(Records supplied begins)

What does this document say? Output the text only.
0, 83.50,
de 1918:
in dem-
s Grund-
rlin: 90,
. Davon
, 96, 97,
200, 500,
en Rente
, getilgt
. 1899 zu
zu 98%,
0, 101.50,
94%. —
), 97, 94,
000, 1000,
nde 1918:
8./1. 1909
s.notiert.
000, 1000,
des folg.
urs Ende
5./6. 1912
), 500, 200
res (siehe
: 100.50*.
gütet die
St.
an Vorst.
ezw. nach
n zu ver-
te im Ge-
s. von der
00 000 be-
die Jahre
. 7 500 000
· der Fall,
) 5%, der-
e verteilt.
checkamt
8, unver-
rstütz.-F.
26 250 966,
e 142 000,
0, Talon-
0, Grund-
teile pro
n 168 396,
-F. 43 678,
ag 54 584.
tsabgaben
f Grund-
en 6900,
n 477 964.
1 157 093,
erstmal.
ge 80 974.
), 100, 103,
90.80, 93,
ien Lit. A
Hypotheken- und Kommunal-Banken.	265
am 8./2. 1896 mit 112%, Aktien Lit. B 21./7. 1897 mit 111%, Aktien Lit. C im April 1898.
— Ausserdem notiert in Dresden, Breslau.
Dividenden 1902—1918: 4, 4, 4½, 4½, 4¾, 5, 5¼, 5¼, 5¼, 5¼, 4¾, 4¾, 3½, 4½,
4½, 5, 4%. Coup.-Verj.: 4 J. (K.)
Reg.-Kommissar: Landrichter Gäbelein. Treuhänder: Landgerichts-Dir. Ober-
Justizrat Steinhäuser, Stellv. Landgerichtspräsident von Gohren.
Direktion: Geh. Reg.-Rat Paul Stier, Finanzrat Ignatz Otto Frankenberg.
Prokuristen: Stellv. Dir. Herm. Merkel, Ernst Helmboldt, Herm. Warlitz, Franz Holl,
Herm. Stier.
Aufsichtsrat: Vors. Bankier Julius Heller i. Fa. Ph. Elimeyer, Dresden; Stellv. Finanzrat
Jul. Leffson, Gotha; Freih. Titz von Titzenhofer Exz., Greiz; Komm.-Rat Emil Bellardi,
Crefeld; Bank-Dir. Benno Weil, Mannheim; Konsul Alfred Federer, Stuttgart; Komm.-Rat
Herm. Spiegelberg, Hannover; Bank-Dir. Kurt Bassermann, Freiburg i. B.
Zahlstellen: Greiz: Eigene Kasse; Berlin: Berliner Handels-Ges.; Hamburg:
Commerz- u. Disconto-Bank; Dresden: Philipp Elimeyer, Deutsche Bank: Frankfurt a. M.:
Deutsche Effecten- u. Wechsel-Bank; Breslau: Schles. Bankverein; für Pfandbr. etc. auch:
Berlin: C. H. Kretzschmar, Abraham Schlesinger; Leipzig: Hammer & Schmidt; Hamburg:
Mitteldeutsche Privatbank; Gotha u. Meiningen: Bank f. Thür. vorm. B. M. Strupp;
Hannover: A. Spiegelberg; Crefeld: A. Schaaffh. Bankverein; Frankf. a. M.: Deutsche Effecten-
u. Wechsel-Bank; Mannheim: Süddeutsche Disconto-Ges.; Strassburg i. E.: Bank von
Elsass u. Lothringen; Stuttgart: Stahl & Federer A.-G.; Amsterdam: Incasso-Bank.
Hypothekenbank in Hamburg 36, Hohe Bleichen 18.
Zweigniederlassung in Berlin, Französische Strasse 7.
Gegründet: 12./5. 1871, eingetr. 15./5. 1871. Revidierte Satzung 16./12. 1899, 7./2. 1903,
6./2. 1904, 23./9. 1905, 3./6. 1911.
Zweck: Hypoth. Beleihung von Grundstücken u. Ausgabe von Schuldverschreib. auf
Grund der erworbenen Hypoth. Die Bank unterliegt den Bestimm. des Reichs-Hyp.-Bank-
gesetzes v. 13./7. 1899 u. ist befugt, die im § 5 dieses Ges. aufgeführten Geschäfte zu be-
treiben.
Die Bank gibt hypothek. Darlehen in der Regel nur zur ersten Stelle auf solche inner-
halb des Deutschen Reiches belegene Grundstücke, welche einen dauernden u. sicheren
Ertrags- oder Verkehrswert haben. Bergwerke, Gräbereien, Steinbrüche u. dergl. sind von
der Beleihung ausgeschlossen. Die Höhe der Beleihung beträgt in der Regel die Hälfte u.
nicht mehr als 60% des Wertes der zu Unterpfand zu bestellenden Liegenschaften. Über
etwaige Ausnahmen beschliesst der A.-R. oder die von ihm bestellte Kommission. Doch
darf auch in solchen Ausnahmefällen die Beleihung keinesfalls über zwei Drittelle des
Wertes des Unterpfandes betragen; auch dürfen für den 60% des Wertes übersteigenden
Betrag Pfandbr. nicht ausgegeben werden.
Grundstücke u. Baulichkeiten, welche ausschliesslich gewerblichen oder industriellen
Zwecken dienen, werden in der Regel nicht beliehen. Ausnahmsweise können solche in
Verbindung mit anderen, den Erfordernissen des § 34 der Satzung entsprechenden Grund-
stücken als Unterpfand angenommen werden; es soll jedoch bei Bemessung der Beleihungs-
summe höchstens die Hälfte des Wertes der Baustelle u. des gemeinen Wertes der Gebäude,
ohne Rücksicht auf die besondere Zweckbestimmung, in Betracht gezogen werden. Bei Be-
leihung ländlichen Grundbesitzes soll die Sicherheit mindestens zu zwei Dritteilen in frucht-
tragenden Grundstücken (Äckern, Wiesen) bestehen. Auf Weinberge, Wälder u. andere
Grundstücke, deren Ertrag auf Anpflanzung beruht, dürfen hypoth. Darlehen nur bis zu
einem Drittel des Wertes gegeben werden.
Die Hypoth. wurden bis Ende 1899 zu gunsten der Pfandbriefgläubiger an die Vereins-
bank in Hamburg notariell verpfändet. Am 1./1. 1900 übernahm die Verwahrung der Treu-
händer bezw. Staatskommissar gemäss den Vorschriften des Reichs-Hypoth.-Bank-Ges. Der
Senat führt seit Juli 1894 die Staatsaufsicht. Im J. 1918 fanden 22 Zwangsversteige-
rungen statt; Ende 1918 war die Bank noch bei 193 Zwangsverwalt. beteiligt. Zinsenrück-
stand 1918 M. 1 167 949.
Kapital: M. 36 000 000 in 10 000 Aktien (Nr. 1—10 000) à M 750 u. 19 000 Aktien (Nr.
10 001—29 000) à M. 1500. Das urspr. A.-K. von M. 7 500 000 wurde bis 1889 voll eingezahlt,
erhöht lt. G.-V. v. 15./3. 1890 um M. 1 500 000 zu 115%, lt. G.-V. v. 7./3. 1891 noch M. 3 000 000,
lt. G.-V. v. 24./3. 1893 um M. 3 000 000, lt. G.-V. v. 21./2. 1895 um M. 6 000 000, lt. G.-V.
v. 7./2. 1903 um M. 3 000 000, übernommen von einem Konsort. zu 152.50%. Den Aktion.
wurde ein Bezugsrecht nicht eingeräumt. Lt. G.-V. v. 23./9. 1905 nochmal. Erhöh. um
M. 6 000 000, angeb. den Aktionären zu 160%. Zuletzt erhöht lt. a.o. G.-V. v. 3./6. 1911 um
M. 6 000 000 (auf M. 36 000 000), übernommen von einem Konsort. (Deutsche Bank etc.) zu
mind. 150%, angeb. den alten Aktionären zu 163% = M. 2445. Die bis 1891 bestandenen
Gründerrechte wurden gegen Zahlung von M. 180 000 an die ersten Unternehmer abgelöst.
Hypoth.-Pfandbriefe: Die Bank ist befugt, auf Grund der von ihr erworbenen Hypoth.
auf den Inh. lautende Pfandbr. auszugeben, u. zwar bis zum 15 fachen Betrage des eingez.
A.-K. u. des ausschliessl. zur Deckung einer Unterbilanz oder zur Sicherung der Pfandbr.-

(Records supplied ends)

**Activity:** Copy out the material, keeping every line exactly as it is.

**Exercise solution:**
What does this document say? Output the text only.
0, 83.50,
de 1918:
in dem-
s Grund-
rlin: 90,
. Davon
, 96, 97,
200, 500,
en Rente
, getilgt
. 1899 zu
zu 98%,
0, 101.50,
94%. —
), 97, 94,
000, 1000,
nde 1918:
8./1. 1909
s.notiert.
000, 1000,
des folg.
urs Ende
5./6. 1912
), 500, 200
res (siehe
: 100.50*.
gütet die
St.
an Vorst.
ezw. nach
n zu ver-
te im Ge-
s. von der
00 000 be-
die Jahre
. 7 500 000
· der Fall,
) 5%, der-
e verteilt.
checkamt
8, unver-
rstütz.-F.
26 250 966,
e 142 000,
0, Talon-
0, Grund-
teile pro
n 168 396,
-F. 43 678,
ag 54 584.
tsabgaben
f Grund-
en 6900,
n 477 964.
1 157 093,
erstmal.
ge 80 974.
), 100, 103,
90.80, 93,
ien Lit. A
Hypotheken- und Kommunal-Banken.	265
am 8./2. 1896 mit 112%, Aktien Lit. B 21./7. 1897 mit 111%, Aktien Lit. C im April 1898.
— Ausserdem notiert in Dresden, Breslau.
Dividenden 1902—1918: 4, 4, 4½, 4½, 4¾, 5, 5¼, 5¼, 5¼, 5¼, 4¾, 4¾, 3½, 4½,
4½, 5, 4%. Coup.-Verj.: 4 J. (K.)
Reg.-Kommissar: Landrichter Gäbelein. Treuhänder: Landgerichts-Dir. Ober-
Justizrat Steinhäuser, Stellv. Landgerichtspräsident von Gohren.
Direktion: Geh. Reg.-Rat Paul Stier, Finanzrat Ignatz Otto Frankenberg.
Prokuristen: Stellv. Dir. Herm. Merkel, Ernst Helmboldt, Herm. Warlitz, Franz Holl,
Herm. Stier.
Aufsichtsrat: Vors. Bankier Julius Heller i. Fa. Ph. Elimeyer, Dresden; Stellv. Finanzrat
Jul. Leffson, Gotha; Freih. Titz von Titzenhofer Exz., Greiz; Komm.-Rat Emil Bellardi,
Crefeld; Bank-Dir. Benno Weil, Mannheim; Konsul Alfred Federer, Stuttgart; Komm.-Rat
Herm. Spiegelberg, Hannover; Bank-Dir. Kurt Bassermann, Freiburg i. B.
Zahlstellen: Greiz: Eigene Kasse; Berlin: Berliner Handels-Ges.; Hamburg:
Commerz- u. Disconto-Bank; Dresden: Philipp Elimeyer, Deutsche Bank: Frankfurt a. M.:
Deutsche Effecten- u. Wechsel-Bank; Breslau: Schles. Bankverein; für Pfandbr. etc. auch:
Berlin: C. H. Kretzschmar, Abraham Schlesinger; Leipzig: Hammer & Schmidt; Hamburg:
Mitteldeutsche Privatbank; Gotha u. Meiningen: Bank f. Thür. vorm. B. M. Strupp;
Hannover: A. Spiegelberg; Crefeld: A. Schaaffh. Bankverein; Frankf. a. M.: Deutsche Effecten-
u. Wechsel-Bank; Mannheim: Süddeutsche Disconto-Ges.; Strassburg i. E.: Bank von
Elsass u. Lothringen; Stuttgart: Stahl & Federer A.-G.; Amsterdam: Incasso-Bank.
Hypothekenbank in Hamburg 36, Hohe Bleichen 18.
Zweigniederlassung in Berlin, Französische Strasse 7.
Gegründet: 12./5. 1871, eingetr. 15./5. 1871. Revidierte Satzung 16./12. 1899, 7./2. 1903,
6./2. 1904, 23./9. 1905, 3./6. 1911.
Zweck: Hypoth. Beleihung von Grundstücken u. Ausgabe von Schuldverschreib. auf
Grund der erworbenen Hypoth. Die Bank unterliegt den Bestimm. des Reichs-Hyp.-Bank-
gesetzes v. 13./7. 1899 u. ist befugt, die im § 5 dieses Ges. aufgeführten Geschäfte zu be-
treiben.
Die Bank gibt hypothek. Darlehen in der Regel nur zur ersten Stelle auf solche inner-
halb des Deutschen Reiches belegene Grundstücke, welche einen dauernden u. sicheren
Ertrags- oder Verkehrswert haben. Bergwerke, Gräbereien, Steinbrüche u. dergl. sind von
der Beleihung ausgeschlossen. Die Höhe der Beleihung beträgt in der Regel die Hälfte u.
nicht mehr als 60% des Wertes der zu Unterpfand zu bestellenden Liegenschaften. Über
etwaige Ausnahmen beschliesst der A.-R. oder die von ihm bestellte Kommission. Doch
darf auch in solchen Ausnahmefällen die Beleihung keinesfalls über zwei Drittelle des
Wertes des Unterpfandes betragen; auch dürfen für den 60% des Wertes übersteigenden
Betrag Pfandbr. nicht ausgegeben werden.
Grundstücke u. Baulichkeiten, welche ausschliesslich gewerblichen oder industriellen
Zwecken dienen, werden in der Regel nicht beliehen. Ausnahmsweise können solche in
Verbindung mit anderen, den Erfordernissen des § 34 der Satzung entsprechenden Grund-
stücken als Unterpfand angenommen werden; es soll jedoch bei Bemessung der Beleihungs-
summe höchstens die Hälfte des Wertes der Baustelle u. des gemeinen Wertes der Gebäude,
ohne Rücksicht auf die besondere Zweckbestimmung, in Betracht gezogen werden. Bei Be-
leihung ländlichen Grundbesitzes soll die Sicherheit mindestens zu zwei Dritteilen in frucht-
tragenden Grundstücken (Äckern, Wiesen) bestehen. Auf Weinberge, Wälder u. andere
Grundstücke, deren Ertrag auf Anpflanzung beruht, dürfen hypoth. Darlehen nur bis zu
einem Drittel des Wertes gegeben werden.
Die Hypoth. wurden bis Ende 1899 zu gunsten der Pfandbriefgläubiger an die Vereins-
bank in Hamburg notariell verpfändet. Am 1./1. 1900 übernahm die Verwahrung der Treu-
händer bezw. Staatskommissar gemäss den Vorschriften des Reichs-Hypoth.-Bank-Ges. Der
Senat führt seit Juli 1894 die Staatsaufsicht. Im J. 1918 fanden 22 Zwangsversteige-
rungen statt; Ende 1918 war die Bank noch bei 193 Zwangsverwalt. beteiligt. Zinsenrück-
stand 1918 M. 1 167 949.
Kapital: M. 36 000 000 in 10 000 Aktien (Nr. 1—10 000) à M 750 u. 19 000 Aktien (Nr.
10 001—29 000) à M. 1500. Das urspr. A.-K. von M. 7 500 000 wurde bis 1889 voll eingezahlt,
erhöht lt. G.-V. v. 15./3. 1890 um M. 1 500 000 zu 115%, lt. G.-V. v. 7./3. 1891 noch M. 3 000 000,
lt. G.-V. v. 24./3. 1893 um M. 3 000 000, lt. G.-V. v. 21./2. 1895 um M. 6 000 000, lt. G.-V.
v. 7./2. 1903 um M. 3 000 000, übernommen von einem Konsort. zu 152.50%. Den Aktion.
wurde ein Bezugsrecht nicht eingeräumt. Lt. G.-V. v. 23./9. 1905 nochmal. Erhöh. um
M. 6 000 000, angeb. den Aktionären zu 160%. Zuletzt erhöht lt. a.o. G.-V. v. 3./6. 1911 um
M. 6 000 000 (auf M. 36 000 000), übernommen von einem Konsort. (Deutsche Bank etc.) zu
mind. 150%, angeb. den alten Aktionären zu 163% = M. 2445. Die bis 1891 bestandenen
Gründerrechte wurden gegen Zahlung von M. 180 000 an die ersten Unternehmer abgelöst.
Hypoth.-Pfandbriefe: Die Bank ist befugt, auf Grund der von ihr erworbenen Hypoth.
auf den Inh. lautende Pfandbr. auszugeben, u. zwar bis zum 15 fachen Betrage des eingez.
A.-K. u. des ausschliessl. zur Deckung einer Unterbilanz oder zur Sicherung der Pfandbr.-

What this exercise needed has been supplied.